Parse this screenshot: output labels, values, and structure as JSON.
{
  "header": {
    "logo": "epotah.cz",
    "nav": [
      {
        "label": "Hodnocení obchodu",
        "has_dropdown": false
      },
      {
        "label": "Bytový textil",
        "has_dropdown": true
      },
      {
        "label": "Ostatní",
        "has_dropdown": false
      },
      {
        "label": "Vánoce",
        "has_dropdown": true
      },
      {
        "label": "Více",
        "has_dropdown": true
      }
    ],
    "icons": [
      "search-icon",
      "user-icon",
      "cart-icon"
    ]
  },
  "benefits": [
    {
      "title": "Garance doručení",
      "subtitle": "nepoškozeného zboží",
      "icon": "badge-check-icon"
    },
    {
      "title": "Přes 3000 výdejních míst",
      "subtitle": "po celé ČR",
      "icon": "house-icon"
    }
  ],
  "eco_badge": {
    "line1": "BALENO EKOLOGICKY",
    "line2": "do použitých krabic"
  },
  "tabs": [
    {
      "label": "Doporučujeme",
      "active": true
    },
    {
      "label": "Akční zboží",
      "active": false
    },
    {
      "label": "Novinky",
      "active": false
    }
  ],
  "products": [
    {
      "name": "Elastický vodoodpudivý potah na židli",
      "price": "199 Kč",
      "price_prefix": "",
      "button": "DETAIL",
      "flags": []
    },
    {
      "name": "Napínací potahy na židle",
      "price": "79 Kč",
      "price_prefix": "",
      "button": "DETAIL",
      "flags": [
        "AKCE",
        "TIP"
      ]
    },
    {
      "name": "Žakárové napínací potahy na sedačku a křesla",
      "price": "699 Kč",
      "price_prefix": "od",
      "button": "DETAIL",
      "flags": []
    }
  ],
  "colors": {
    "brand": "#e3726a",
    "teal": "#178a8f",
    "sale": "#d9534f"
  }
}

::::::::

> Problem details
Each line that holds the word "zboží" should be extracted from the records.

> Result
      "subtitle": "nepoškozeného zboží",
      "label": "Akční zboží",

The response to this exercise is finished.